◆ **DIRECTION**: Identify all lines of the data containing the string "группы" and copy them.

[Collected data]
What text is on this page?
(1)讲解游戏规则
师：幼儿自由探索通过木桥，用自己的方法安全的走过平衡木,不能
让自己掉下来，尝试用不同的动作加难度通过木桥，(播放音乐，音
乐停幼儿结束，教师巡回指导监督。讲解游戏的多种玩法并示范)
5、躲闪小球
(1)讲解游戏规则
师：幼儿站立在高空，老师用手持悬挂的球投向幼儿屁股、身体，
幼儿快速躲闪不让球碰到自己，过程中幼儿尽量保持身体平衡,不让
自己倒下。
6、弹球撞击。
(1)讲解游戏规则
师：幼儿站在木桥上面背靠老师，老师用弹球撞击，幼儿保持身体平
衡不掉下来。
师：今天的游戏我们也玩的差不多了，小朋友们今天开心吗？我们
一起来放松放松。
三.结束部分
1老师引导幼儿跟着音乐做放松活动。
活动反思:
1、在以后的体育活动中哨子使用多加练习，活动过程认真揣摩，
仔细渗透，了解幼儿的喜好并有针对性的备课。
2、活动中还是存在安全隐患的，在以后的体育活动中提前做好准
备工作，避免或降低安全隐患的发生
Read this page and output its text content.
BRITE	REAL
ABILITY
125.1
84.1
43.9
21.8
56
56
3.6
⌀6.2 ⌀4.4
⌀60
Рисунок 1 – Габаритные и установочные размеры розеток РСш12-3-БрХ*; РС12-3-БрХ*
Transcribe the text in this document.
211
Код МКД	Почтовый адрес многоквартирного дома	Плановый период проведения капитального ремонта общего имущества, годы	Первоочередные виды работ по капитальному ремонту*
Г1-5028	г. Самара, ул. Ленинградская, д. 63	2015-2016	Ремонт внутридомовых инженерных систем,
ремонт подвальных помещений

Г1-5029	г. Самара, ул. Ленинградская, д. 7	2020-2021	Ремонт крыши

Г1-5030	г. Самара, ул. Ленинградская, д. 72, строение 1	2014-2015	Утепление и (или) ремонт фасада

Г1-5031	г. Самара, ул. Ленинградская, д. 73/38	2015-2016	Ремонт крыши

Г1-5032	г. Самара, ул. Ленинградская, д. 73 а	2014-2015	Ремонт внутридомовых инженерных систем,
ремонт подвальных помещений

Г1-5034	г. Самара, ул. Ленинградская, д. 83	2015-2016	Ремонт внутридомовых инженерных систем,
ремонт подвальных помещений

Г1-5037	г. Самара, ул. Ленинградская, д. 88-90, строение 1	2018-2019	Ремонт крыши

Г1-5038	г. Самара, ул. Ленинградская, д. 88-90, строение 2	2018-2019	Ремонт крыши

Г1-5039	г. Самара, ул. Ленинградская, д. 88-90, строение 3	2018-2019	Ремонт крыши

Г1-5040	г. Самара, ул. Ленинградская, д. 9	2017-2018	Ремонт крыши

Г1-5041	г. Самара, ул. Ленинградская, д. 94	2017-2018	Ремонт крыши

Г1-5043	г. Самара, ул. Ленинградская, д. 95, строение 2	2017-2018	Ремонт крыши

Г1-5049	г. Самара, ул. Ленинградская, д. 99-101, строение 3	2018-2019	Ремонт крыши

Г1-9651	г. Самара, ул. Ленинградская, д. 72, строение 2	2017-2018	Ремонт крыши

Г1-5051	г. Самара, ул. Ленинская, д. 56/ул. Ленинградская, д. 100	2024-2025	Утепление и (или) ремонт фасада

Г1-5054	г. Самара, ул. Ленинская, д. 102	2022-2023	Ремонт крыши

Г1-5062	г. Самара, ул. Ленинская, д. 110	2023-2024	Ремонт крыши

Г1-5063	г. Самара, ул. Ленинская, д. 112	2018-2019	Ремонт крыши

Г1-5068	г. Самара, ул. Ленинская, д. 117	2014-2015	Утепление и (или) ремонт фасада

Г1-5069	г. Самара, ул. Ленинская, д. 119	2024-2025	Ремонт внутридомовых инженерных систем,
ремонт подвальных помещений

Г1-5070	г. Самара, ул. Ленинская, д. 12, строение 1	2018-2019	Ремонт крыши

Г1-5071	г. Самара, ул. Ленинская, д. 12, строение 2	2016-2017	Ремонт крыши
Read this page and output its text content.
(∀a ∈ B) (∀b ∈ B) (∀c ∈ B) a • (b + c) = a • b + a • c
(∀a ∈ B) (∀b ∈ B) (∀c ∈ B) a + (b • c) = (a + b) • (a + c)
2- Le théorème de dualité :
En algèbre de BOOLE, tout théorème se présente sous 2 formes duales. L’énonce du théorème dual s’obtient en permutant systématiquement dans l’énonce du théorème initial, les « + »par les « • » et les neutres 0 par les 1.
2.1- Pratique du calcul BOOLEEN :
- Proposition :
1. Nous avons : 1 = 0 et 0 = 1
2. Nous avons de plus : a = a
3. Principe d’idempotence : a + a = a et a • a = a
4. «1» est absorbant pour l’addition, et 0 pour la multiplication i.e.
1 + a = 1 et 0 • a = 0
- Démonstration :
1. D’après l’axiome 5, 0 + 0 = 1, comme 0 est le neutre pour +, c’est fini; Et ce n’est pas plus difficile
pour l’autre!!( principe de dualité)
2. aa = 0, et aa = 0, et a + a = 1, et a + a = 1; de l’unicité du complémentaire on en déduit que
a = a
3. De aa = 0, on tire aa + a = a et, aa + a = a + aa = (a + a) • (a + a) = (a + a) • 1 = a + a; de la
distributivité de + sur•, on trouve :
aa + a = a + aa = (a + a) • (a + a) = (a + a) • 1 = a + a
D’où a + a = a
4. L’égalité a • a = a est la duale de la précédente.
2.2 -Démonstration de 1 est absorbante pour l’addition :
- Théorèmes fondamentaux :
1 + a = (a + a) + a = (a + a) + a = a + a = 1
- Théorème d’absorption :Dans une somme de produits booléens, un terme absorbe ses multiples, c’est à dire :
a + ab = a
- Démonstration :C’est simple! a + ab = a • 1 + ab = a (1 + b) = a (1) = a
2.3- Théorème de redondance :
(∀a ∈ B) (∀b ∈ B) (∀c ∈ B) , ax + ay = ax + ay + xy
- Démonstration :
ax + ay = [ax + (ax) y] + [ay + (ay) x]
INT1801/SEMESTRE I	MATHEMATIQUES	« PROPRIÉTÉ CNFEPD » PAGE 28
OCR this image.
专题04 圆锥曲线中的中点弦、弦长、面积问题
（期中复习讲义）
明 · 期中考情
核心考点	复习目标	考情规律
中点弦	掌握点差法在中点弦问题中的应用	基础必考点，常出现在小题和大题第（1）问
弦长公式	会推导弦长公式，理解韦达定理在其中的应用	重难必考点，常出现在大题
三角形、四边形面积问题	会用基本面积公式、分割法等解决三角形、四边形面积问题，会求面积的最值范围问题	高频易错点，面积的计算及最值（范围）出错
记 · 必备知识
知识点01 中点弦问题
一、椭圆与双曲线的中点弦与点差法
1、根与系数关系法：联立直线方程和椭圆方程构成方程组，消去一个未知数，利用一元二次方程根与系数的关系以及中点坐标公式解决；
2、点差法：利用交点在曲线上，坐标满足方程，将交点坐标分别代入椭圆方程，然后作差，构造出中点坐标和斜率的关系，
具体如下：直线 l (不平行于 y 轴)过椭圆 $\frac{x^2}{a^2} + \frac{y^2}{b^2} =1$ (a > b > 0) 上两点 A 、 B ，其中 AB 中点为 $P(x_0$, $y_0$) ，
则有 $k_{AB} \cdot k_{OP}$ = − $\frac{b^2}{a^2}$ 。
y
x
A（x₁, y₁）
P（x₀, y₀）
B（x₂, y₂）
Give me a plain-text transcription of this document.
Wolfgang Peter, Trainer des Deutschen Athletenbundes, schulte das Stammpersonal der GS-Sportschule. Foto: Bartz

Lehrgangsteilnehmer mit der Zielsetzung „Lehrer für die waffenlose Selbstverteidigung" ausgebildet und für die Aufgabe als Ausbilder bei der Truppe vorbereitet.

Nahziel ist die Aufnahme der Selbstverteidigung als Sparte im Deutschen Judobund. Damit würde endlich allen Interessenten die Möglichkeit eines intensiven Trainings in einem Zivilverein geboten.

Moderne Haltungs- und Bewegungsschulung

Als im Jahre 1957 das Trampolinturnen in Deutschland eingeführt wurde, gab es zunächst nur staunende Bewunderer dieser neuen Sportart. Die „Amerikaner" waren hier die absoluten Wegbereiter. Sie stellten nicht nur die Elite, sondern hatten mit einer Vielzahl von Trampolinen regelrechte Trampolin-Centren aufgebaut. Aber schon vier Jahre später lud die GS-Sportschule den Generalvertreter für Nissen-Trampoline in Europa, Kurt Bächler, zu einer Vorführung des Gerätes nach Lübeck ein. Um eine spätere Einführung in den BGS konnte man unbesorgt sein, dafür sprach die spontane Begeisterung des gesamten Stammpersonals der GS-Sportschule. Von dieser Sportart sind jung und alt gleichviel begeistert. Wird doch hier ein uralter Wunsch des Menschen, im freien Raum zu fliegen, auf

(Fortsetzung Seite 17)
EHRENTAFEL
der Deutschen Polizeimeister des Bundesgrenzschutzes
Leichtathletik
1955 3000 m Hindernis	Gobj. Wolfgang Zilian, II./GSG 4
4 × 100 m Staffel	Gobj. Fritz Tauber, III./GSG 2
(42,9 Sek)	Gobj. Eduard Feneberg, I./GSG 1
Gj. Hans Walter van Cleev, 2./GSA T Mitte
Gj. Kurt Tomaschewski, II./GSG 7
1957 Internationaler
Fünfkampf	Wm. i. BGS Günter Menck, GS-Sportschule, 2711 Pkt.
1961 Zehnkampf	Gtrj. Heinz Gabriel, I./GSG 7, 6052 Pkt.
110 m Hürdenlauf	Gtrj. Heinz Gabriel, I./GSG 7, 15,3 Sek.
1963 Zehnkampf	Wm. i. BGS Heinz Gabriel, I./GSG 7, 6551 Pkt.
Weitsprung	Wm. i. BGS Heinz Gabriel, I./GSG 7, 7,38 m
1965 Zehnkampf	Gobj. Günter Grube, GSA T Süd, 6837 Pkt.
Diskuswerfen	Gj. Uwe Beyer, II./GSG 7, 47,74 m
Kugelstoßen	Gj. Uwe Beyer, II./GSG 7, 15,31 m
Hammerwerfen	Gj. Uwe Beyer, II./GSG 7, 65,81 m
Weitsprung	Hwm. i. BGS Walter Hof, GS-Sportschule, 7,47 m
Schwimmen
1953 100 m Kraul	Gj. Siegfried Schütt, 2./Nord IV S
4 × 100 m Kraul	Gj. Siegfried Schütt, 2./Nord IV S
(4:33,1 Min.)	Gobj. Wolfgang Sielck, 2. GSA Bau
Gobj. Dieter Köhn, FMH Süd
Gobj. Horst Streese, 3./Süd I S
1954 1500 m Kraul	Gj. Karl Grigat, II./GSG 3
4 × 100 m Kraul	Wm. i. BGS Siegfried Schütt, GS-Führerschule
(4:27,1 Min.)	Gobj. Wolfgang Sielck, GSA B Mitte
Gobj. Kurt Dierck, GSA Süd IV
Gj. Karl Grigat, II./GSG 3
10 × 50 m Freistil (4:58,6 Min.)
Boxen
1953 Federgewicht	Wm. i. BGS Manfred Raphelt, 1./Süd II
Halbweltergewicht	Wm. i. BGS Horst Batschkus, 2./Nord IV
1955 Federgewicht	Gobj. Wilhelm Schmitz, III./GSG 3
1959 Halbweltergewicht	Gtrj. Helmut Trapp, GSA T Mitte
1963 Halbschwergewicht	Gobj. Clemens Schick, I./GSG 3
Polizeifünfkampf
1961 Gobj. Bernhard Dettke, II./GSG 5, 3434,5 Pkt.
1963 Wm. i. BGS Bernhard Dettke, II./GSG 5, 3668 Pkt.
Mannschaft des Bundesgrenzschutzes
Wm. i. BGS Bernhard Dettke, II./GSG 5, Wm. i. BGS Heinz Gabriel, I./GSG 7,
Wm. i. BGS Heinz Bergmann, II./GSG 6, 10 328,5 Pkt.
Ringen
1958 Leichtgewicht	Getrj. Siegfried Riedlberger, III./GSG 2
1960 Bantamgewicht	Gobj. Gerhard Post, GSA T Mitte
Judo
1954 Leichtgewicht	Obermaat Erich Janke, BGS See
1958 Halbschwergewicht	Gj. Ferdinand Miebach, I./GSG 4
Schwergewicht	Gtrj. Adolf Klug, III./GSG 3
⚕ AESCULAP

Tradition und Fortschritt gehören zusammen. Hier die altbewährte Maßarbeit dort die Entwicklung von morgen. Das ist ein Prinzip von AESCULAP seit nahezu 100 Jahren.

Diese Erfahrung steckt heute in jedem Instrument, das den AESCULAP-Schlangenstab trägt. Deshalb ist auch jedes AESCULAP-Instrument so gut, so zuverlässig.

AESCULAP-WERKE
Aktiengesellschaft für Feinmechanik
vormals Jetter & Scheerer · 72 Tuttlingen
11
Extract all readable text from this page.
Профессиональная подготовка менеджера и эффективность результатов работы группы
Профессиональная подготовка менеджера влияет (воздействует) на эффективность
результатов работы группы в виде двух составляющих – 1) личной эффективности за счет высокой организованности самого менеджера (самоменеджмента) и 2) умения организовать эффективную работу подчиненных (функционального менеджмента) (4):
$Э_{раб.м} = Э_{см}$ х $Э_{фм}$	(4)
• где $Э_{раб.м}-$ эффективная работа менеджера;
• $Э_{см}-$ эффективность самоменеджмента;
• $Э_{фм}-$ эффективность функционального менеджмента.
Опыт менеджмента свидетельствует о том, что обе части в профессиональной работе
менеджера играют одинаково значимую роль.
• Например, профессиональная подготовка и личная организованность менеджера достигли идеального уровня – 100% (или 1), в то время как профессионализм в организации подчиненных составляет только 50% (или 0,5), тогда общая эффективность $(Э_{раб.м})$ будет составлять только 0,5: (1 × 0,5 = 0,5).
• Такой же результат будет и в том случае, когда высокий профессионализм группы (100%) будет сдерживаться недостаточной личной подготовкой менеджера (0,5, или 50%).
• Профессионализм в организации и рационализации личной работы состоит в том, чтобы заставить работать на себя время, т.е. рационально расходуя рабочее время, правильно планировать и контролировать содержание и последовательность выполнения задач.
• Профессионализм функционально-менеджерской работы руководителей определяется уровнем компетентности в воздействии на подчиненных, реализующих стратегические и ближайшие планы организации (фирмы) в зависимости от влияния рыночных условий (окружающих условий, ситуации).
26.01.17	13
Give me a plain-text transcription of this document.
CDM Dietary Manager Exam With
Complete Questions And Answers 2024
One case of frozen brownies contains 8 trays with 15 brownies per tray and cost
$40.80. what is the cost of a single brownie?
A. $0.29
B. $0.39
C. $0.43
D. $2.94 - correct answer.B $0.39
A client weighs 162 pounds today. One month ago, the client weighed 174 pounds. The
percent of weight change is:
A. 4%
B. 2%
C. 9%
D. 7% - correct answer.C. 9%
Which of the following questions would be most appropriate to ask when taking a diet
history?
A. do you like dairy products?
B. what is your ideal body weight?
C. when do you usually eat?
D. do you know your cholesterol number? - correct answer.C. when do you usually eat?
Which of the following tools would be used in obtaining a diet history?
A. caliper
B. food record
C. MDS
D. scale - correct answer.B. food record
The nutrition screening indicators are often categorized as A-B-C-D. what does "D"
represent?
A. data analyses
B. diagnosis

◆ **RESPONSE TO THIS TASK**:
Профессиональная подготовка менеджера и эффективность результатов работы группы
результатов работы группы в виде двух составляющих – 1) личной эффективности за счет высокой организованности самого менеджера (самоменеджмента) и 2) умения организовать эффективную работу подчиненных (функционального менеджмента) (4):
• Такой же результат будет и в том случае, когда высокий профессионализм группы (100%) будет сдерживаться недостаточной личной подготовкой менеджера (0,5, или 50%).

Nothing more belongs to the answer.